— Start —
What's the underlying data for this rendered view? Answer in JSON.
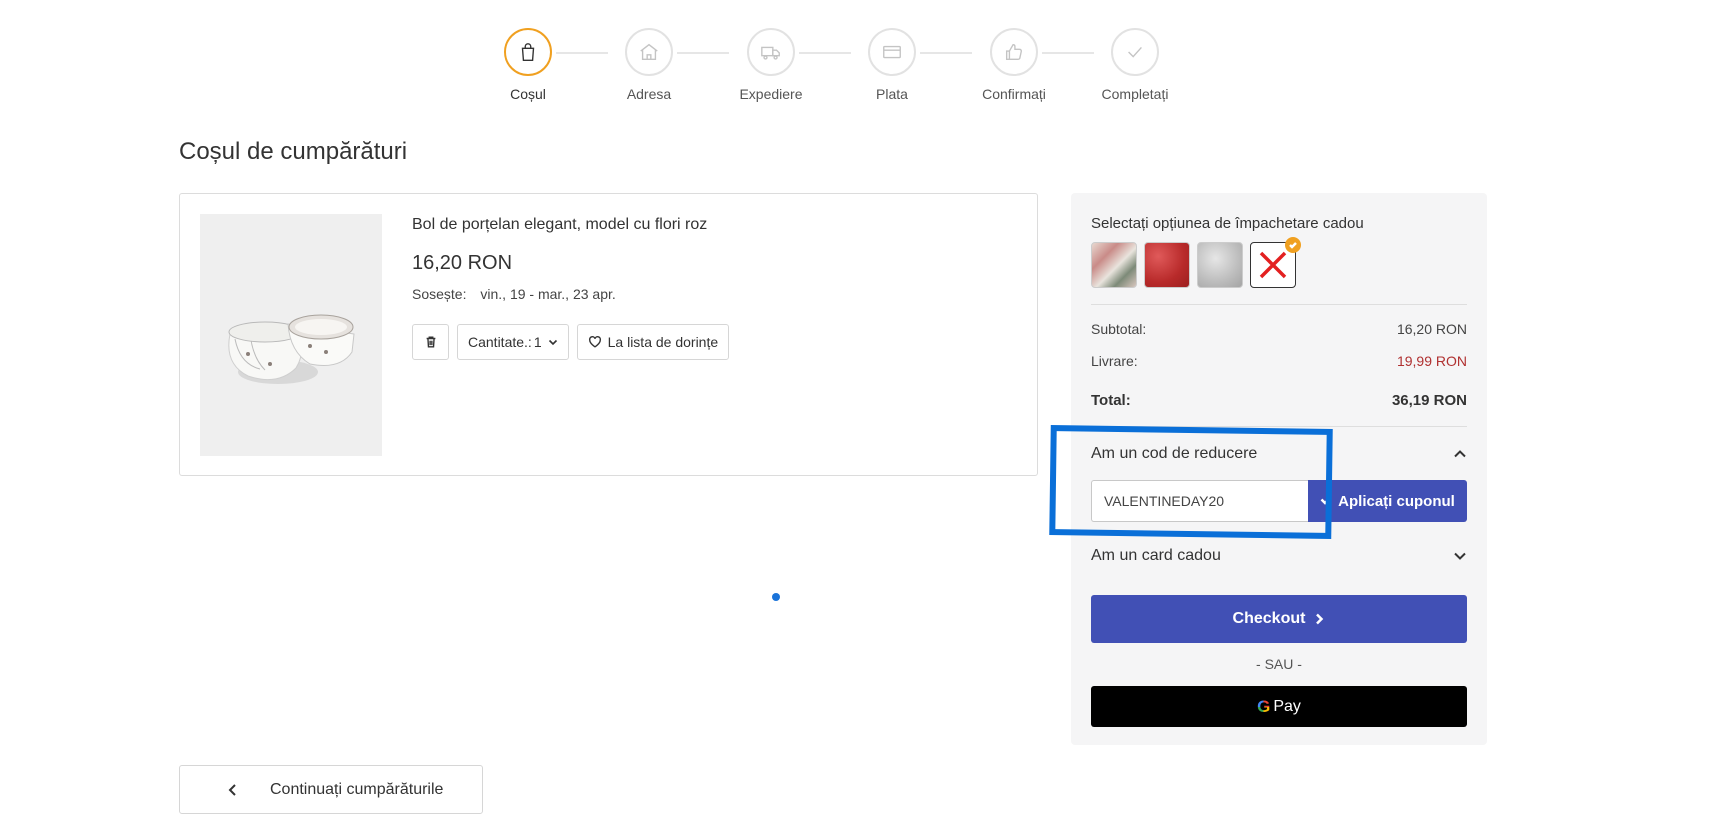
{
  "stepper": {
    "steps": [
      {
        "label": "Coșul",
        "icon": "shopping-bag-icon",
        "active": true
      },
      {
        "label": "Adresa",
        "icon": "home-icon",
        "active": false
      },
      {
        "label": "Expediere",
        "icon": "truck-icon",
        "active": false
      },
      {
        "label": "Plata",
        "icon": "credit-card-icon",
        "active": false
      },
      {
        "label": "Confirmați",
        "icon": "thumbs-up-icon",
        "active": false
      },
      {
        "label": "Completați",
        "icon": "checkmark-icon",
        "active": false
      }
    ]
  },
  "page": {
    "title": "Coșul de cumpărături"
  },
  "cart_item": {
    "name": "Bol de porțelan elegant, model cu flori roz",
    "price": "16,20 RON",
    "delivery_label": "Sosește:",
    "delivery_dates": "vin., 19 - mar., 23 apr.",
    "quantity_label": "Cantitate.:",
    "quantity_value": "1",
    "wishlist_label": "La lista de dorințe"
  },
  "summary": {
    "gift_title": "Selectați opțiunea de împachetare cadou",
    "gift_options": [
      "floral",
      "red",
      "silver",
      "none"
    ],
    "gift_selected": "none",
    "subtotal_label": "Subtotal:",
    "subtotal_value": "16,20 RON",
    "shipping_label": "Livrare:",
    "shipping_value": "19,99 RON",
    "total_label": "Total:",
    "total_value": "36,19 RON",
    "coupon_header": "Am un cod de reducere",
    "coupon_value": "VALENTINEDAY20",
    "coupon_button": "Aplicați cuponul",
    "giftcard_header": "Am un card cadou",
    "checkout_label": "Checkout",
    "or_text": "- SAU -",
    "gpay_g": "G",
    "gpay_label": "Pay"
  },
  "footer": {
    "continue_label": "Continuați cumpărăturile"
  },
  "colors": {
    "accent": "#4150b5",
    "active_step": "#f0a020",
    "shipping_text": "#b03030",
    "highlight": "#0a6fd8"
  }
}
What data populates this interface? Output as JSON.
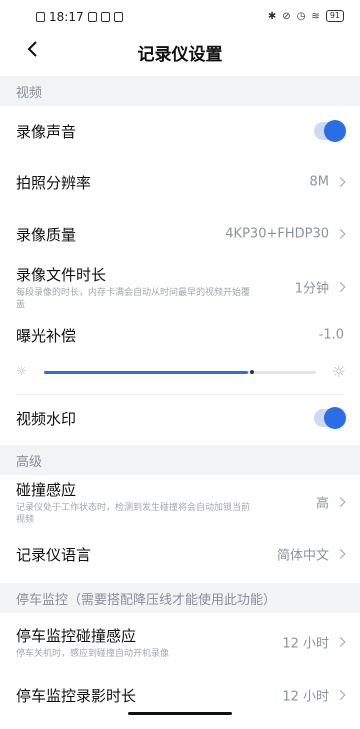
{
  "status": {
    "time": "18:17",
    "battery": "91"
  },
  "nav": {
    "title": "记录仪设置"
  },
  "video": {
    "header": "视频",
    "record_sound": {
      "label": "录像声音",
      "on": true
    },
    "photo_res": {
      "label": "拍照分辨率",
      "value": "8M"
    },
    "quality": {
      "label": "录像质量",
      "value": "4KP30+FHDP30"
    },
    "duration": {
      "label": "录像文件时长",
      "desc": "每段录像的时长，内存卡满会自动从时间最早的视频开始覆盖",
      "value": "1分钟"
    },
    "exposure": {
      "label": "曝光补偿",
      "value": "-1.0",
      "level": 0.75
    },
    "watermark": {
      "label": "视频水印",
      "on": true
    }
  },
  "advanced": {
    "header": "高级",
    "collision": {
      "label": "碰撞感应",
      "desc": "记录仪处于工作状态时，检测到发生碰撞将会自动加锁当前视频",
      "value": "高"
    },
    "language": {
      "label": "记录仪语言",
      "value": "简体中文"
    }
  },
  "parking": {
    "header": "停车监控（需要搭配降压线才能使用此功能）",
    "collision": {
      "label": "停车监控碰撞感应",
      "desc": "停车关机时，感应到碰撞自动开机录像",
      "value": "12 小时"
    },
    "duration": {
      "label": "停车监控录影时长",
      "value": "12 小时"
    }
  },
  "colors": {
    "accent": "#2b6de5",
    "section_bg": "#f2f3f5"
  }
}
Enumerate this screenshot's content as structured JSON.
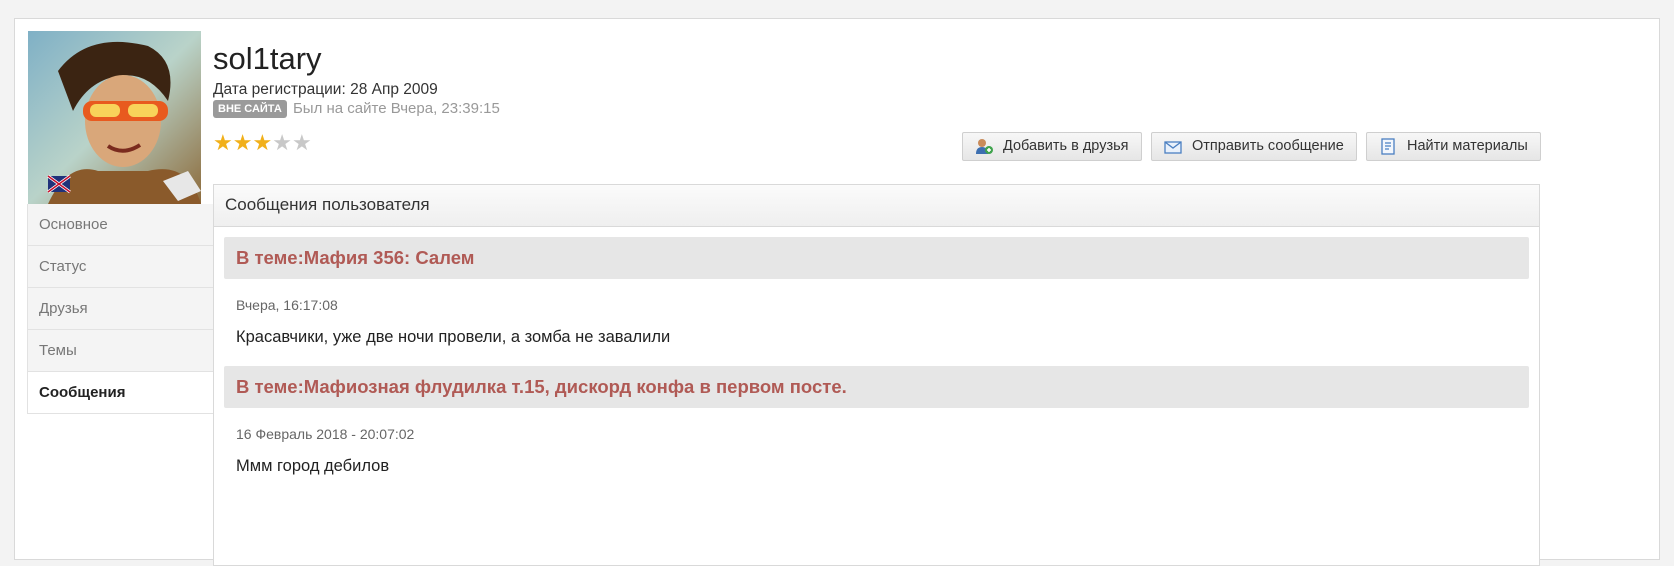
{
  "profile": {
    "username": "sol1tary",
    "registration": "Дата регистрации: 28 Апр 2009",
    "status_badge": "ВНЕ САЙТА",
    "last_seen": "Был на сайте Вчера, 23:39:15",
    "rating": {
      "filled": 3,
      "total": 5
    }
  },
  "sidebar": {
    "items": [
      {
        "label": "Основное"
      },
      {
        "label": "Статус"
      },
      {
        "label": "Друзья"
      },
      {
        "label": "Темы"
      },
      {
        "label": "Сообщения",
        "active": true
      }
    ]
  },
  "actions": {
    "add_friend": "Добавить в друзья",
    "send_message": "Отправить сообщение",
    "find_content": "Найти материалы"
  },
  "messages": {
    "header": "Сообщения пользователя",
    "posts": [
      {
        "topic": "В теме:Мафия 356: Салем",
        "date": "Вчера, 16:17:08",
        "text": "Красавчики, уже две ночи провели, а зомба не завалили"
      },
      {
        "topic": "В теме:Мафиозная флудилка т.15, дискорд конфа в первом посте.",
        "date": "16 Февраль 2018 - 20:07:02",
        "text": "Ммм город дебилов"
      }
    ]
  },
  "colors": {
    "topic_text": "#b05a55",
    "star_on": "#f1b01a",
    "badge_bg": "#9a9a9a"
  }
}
— End —
* What you have to do *
Exclude the pictures and repeat every other part of the records word for word.

* Exercise answer *
What's the underlying data for this rendered view? Answer in JSON.
{
  "stepper": {
    "steps": [
      {
        "label": "Coșul",
        "icon": "shopping-bag-icon",
        "active": true
      },
      {
        "label": "Adresa",
        "icon": "home-icon",
        "active": false
      },
      {
        "label": "Expediere",
        "icon": "truck-icon",
        "active": false
      },
      {
        "label": "Plata",
        "icon": "credit-card-icon",
        "active": false
      },
      {
        "label": "Confirmați",
        "icon": "thumbs-up-icon",
        "active": false
      },
      {
        "label": "Completați",
        "icon": "checkmark-icon",
        "active": false
      }
    ]
  },
  "page": {
    "title": "Coșul de cumpărături"
  },
  "cart_item": {
    "name": "Bol de porțelan elegant, model cu flori roz",
    "price": "16,20 RON",
    "delivery_label": "Sosește:",
    "delivery_dates": "vin., 19 - mar., 23 apr.",
    "quantity_label": "Cantitate.:",
    "quantity_value": "1",
    "wishlist_label": "La lista de dorințe"
  },
  "summary": {
    "gift_title": "Selectați opțiunea de împachetare cadou",
    "gift_options": [
      "floral",
      "red",
      "silver",
      "none"
    ],
    "gift_selected": "none",
    "subtotal_label": "Subtotal:",
    "subtotal_value": "16,20 RON",
    "shipping_label": "Livrare:",
    "shipping_value": "19,99 RON",
    "total_label": "Total:",
    "total_value": "36,19 RON",
    "coupon_header": "Am un cod de reducere",
    "coupon_value": "VALENTINEDAY20",
    "coupon_button": "Aplicați cuponul",
    "giftcard_header": "Am un card cadou",
    "checkout_label": "Checkout",
    "or_text": "- SAU -",
    "gpay_g": "G",
    "gpay_label": "Pay"
  },
  "footer": {
    "continue_label": "Continuați cumpărăturile"
  },
  "colors": {
    "accent": "#4150b5",
    "active_step": "#f0a020",
    "shipping_text": "#b03030",
    "highlight": "#0a6fd8"
  }
}
What data populates this interface? Output as JSON.
{
  "status": {
    "time": "18:17",
    "battery": "91"
  },
  "nav": {
    "title": "记录仪设置"
  },
  "video": {
    "header": "视频",
    "record_sound": {
      "label": "录像声音",
      "on": true
    },
    "photo_res": {
      "label": "拍照分辨率",
      "value": "8M"
    },
    "quality": {
      "label": "录像质量",
      "value": "4KP30+FHDP30"
    },
    "duration": {
      "label": "录像文件时长",
      "desc": "每段录像的时长，内存卡满会自动从时间最早的视频开始覆盖",
      "value": "1分钟"
    },
    "exposure": {
      "label": "曝光补偿",
      "value": "-1.0",
      "level": 0.75
    },
    "watermark": {
      "label": "视频水印",
      "on": true
    }
  },
  "advanced": {
    "header": "高级",
    "collision": {
      "label": "碰撞感应",
      "desc": "记录仪处于工作状态时，检测到发生碰撞将会自动加锁当前视频",
      "value": "高"
    },
    "language": {
      "label": "记录仪语言",
      "value": "简体中文"
    }
  },
  "parking": {
    "header": "停车监控（需要搭配降压线才能使用此功能）",
    "collision": {
      "label": "停车监控碰撞感应",
      "desc": "停车关机时，感应到碰撞自动开机录像",
      "value": "12 小时"
    },
    "duration": {
      "label": "停车监控录影时长",
      "value": "12 小时"
    }
  },
  "colors": {
    "accent": "#2b6de5",
    "section_bg": "#f2f3f5"
  }
}
Enumerate this screenshot's content as structured JSON.
{
  "profile": {
    "username": "sol1tary",
    "registration": "Дата регистрации: 28 Апр 2009",
    "status_badge": "ВНЕ САЙТА",
    "last_seen": "Был на сайте Вчера, 23:39:15",
    "rating": {
      "filled": 3,
      "total": 5
    }
  },
  "sidebar": {
    "items": [
      {
        "label": "Основное"
      },
      {
        "label": "Статус"
      },
      {
        "label": "Друзья"
      },
      {
        "label": "Темы"
      },
      {
        "label": "Сообщения",
        "active": true
      }
    ]
  },
  "actions": {
    "add_friend": "Добавить в друзья",
    "send_message": "Отправить сообщение",
    "find_content": "Найти материалы"
  },
  "messages": {
    "header": "Сообщения пользователя",
    "posts": [
      {
        "topic": "В теме:Мафия 356: Салем",
        "date": "Вчера, 16:17:08",
        "text": "Красавчики, уже две ночи провели, а зомба не завалили"
      },
      {
        "topic": "В теме:Мафиозная флудилка т.15, дискорд конфа в первом посте.",
        "date": "16 Февраль 2018 - 20:07:02",
        "text": "Ммм город дебилов"
      }
    ]
  },
  "colors": {
    "topic_text": "#b05a55",
    "star_on": "#f1b01a",
    "badge_bg": "#9a9a9a"
  }
}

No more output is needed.